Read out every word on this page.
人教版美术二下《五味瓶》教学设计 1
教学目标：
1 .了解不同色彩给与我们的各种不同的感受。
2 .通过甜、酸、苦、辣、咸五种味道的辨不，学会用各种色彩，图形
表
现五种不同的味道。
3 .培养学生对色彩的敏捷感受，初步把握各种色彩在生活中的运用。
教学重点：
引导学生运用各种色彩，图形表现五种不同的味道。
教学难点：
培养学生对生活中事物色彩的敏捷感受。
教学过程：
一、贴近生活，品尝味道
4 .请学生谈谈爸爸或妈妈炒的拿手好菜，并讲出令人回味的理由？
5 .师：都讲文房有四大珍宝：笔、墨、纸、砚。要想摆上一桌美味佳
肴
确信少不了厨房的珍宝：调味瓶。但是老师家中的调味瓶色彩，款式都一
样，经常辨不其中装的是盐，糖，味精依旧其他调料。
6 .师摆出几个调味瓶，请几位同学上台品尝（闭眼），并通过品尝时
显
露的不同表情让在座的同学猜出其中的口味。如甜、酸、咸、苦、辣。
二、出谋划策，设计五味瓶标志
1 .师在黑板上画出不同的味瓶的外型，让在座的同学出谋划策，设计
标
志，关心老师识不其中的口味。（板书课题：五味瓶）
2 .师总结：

————

→ **Given request**
Print out the whole listing exactly as it appears.

→ **Solution for this exercise**
Read out every word on this page.
人教版美术二下《五味瓶》教学设计 1
教学目标：
1 .了解不同色彩给与我们的各种不同的感受。
2 .通过甜、酸、苦、辣、咸五种味道的辨不，学会用各种色彩，图形
表
现五种不同的味道。
3 .培养学生对色彩的敏捷感受，初步把握各种色彩在生活中的运用。
教学重点：
引导学生运用各种色彩，图形表现五种不同的味道。
教学难点：
培养学生对生活中事物色彩的敏捷感受。
教学过程：
一、贴近生活，品尝味道
4 .请学生谈谈爸爸或妈妈炒的拿手好菜，并讲出令人回味的理由？
5 .师：都讲文房有四大珍宝：笔、墨、纸、砚。要想摆上一桌美味佳
肴
确信少不了厨房的珍宝：调味瓶。但是老师家中的调味瓶色彩，款式都一
样，经常辨不其中装的是盐，糖，味精依旧其他调料。
6 .师摆出几个调味瓶，请几位同学上台品尝（闭眼），并通过品尝时
显
露的不同表情让在座的同学猜出其中的口味。如甜、酸、咸、苦、辣。
二、出谋划策，设计五味瓶标志
1 .师在黑板上画出不同的味瓶的外型，让在座的同学出谋划策，设计
标
志，关心老师识不其中的口味。（板书课题：五味瓶）
2 .师总结：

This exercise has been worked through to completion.